- _Data for the task_
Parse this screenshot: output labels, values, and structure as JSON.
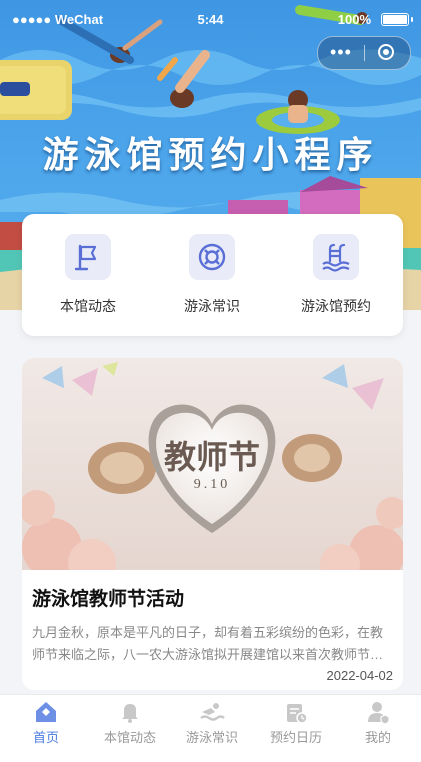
{
  "status_bar": {
    "carrier": "●●●●● WeChat",
    "time": "5:44",
    "battery": "100%"
  },
  "hero": {
    "title": "游泳馆预约小程序"
  },
  "quick_nav": [
    {
      "label": "本馆动态",
      "icon": "flag-icon"
    },
    {
      "label": "游泳常识",
      "icon": "lifebuoy-icon"
    },
    {
      "label": "游泳馆预约",
      "icon": "pool-ladder-icon"
    }
  ],
  "article": {
    "image_text": "教师节",
    "image_subtext": "9.10",
    "title": "游泳馆教师节活动",
    "excerpt": "九月金秋，原本是平凡的日子，却有着五彩缤纷的色彩，在教师节来临之际，八一农大游泳馆拟开展建馆以来首次教师节…",
    "date": "2022-04-02"
  },
  "tabs": [
    {
      "label": "首页",
      "icon": "home-icon",
      "active": true
    },
    {
      "label": "本馆动态",
      "icon": "bell-icon",
      "active": false
    },
    {
      "label": "游泳常识",
      "icon": "swimmer-icon",
      "active": false
    },
    {
      "label": "预约日历",
      "icon": "calendar-icon",
      "active": false
    },
    {
      "label": "我的",
      "icon": "user-icon",
      "active": false
    }
  ],
  "colors": {
    "accent": "#4a7be0",
    "icon_tint": "#5a6fd6",
    "icon_bg": "#e9ecf8"
  }
}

- _What you should do_
Repeat verbatim all the material, but not the pictures.

- _Finished task_
Parse this screenshot: output labels, values, and structure as JSON.
{
  "status_bar": {
    "carrier": "●●●●● WeChat",
    "time": "5:44",
    "battery": "100%"
  },
  "hero": {
    "title": "游泳馆预约小程序"
  },
  "quick_nav": [
    {
      "label": "本馆动态",
      "icon": "flag-icon"
    },
    {
      "label": "游泳常识",
      "icon": "lifebuoy-icon"
    },
    {
      "label": "游泳馆预约",
      "icon": "pool-ladder-icon"
    }
  ],
  "article": {
    "image_text": "教师节",
    "image_subtext": "9.10",
    "title": "游泳馆教师节活动",
    "excerpt": "九月金秋，原本是平凡的日子，却有着五彩缤纷的色彩，在教师节来临之际，八一农大游泳馆拟开展建馆以来首次教师节…",
    "date": "2022-04-02"
  },
  "tabs": [
    {
      "label": "首页",
      "icon": "home-icon",
      "active": true
    },
    {
      "label": "本馆动态",
      "icon": "bell-icon",
      "active": false
    },
    {
      "label": "游泳常识",
      "icon": "swimmer-icon",
      "active": false
    },
    {
      "label": "预约日历",
      "icon": "calendar-icon",
      "active": false
    },
    {
      "label": "我的",
      "icon": "user-icon",
      "active": false
    }
  ],
  "colors": {
    "accent": "#4a7be0",
    "icon_tint": "#5a6fd6",
    "icon_bg": "#e9ecf8"
  }
}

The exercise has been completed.